• _GIVEN PROBLEM_
Leave out the images and repeat the listing below without a single change.

* * *

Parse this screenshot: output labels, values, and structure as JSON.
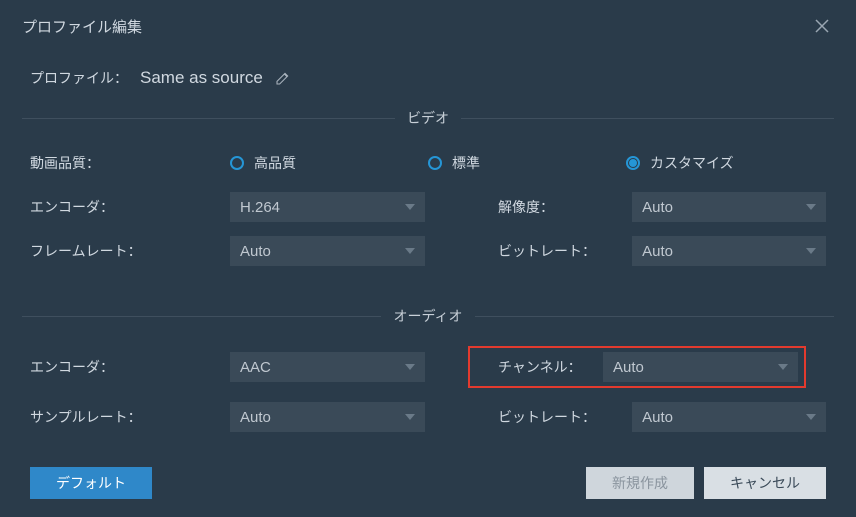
{
  "header": {
    "title": "プロファイル編集"
  },
  "profile": {
    "label": "プロファイル：",
    "name": "Same as source"
  },
  "sections": {
    "video": "ビデオ",
    "audio": "オーディオ"
  },
  "video": {
    "quality_label": "動画品質：",
    "radios": {
      "high": "高品質",
      "standard": "標準",
      "custom": "カスタマイズ"
    },
    "encoder_label": "エンコーダ：",
    "encoder_value": "H.264",
    "resolution_label": "解像度：",
    "resolution_value": "Auto",
    "framerate_label": "フレームレート：",
    "framerate_value": "Auto",
    "bitrate_label": "ビットレート：",
    "bitrate_value": "Auto"
  },
  "audio": {
    "encoder_label": "エンコーダ：",
    "encoder_value": "AAC",
    "channel_label": "チャンネル：",
    "channel_value": "Auto",
    "samplerate_label": "サンプルレート：",
    "samplerate_value": "Auto",
    "bitrate_label": "ビットレート：",
    "bitrate_value": "Auto"
  },
  "footer": {
    "default": "デフォルト",
    "create": "新規作成",
    "cancel": "キャンセル"
  }
}
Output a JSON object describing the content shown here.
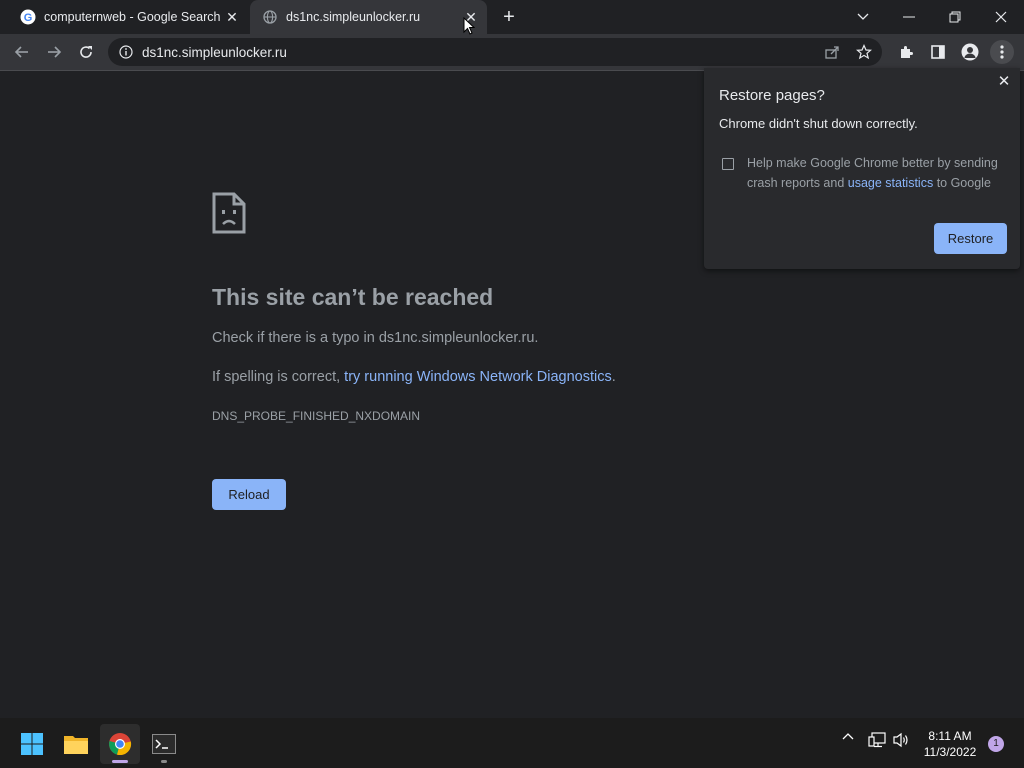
{
  "tabs": [
    {
      "title": "computernweb - Google Search",
      "favicon": "google-g-icon"
    },
    {
      "title": "ds1nc.simpleunlocker.ru",
      "favicon": "globe-icon"
    }
  ],
  "toolbar": {
    "url": "ds1nc.simpleunlocker.ru"
  },
  "error_page": {
    "title": "This site can’t be reached",
    "line1": "Check if there is a typo in ds1nc.simpleunlocker.ru.",
    "line2_prefix": "If spelling is correct, ",
    "line2_link": "try running Windows Network Diagnostics",
    "line2_suffix": ".",
    "error_code": "DNS_PROBE_FINISHED_NXDOMAIN",
    "reload_label": "Reload"
  },
  "restore_bubble": {
    "title": "Restore pages?",
    "subtitle": "Chrome didn't shut down correctly.",
    "checkbox_text_prefix": "Help make Google Chrome better by sending crash reports and ",
    "checkbox_link": "usage statistics",
    "checkbox_text_suffix": " to Google",
    "checkbox_checked": false,
    "restore_label": "Restore"
  },
  "taskbar": {
    "time": "8:11 AM",
    "date": "11/3/2022",
    "notification_count": "1"
  },
  "colors": {
    "accent": "#8ab4f8",
    "background": "#202124",
    "toolbar": "#35363a"
  }
}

* * *

• _THE RESPONSE_
Parse this screenshot: output labels, values, and structure as JSON.
{
  "header": {
    "title": "プロファイル編集"
  },
  "profile": {
    "label": "プロファイル：",
    "name": "Same as source"
  },
  "sections": {
    "video": "ビデオ",
    "audio": "オーディオ"
  },
  "video": {
    "quality_label": "動画品質：",
    "radios": {
      "high": "高品質",
      "standard": "標準",
      "custom": "カスタマイズ"
    },
    "encoder_label": "エンコーダ：",
    "encoder_value": "H.264",
    "resolution_label": "解像度：",
    "resolution_value": "Auto",
    "framerate_label": "フレームレート：",
    "framerate_value": "Auto",
    "bitrate_label": "ビットレート：",
    "bitrate_value": "Auto"
  },
  "audio": {
    "encoder_label": "エンコーダ：",
    "encoder_value": "AAC",
    "channel_label": "チャンネル：",
    "channel_value": "Auto",
    "samplerate_label": "サンプルレート：",
    "samplerate_value": "Auto",
    "bitrate_label": "ビットレート：",
    "bitrate_value": "Auto"
  },
  "footer": {
    "default": "デフォルト",
    "create": "新規作成",
    "cancel": "キャンセル"
  }
}
Output a JSON object describing the content shown here.
{
  "tabs": [
    {
      "title": "computernweb - Google Search",
      "favicon": "google-g-icon"
    },
    {
      "title": "ds1nc.simpleunlocker.ru",
      "favicon": "globe-icon"
    }
  ],
  "toolbar": {
    "url": "ds1nc.simpleunlocker.ru"
  },
  "error_page": {
    "title": "This site can’t be reached",
    "line1": "Check if there is a typo in ds1nc.simpleunlocker.ru.",
    "line2_prefix": "If spelling is correct, ",
    "line2_link": "try running Windows Network Diagnostics",
    "line2_suffix": ".",
    "error_code": "DNS_PROBE_FINISHED_NXDOMAIN",
    "reload_label": "Reload"
  },
  "restore_bubble": {
    "title": "Restore pages?",
    "subtitle": "Chrome didn't shut down correctly.",
    "checkbox_text_prefix": "Help make Google Chrome better by sending crash reports and ",
    "checkbox_link": "usage statistics",
    "checkbox_text_suffix": " to Google",
    "checkbox_checked": false,
    "restore_label": "Restore"
  },
  "taskbar": {
    "time": "8:11 AM",
    "date": "11/3/2022",
    "notification_count": "1"
  },
  "colors": {
    "accent": "#8ab4f8",
    "background": "#202124",
    "toolbar": "#35363a"
  }
}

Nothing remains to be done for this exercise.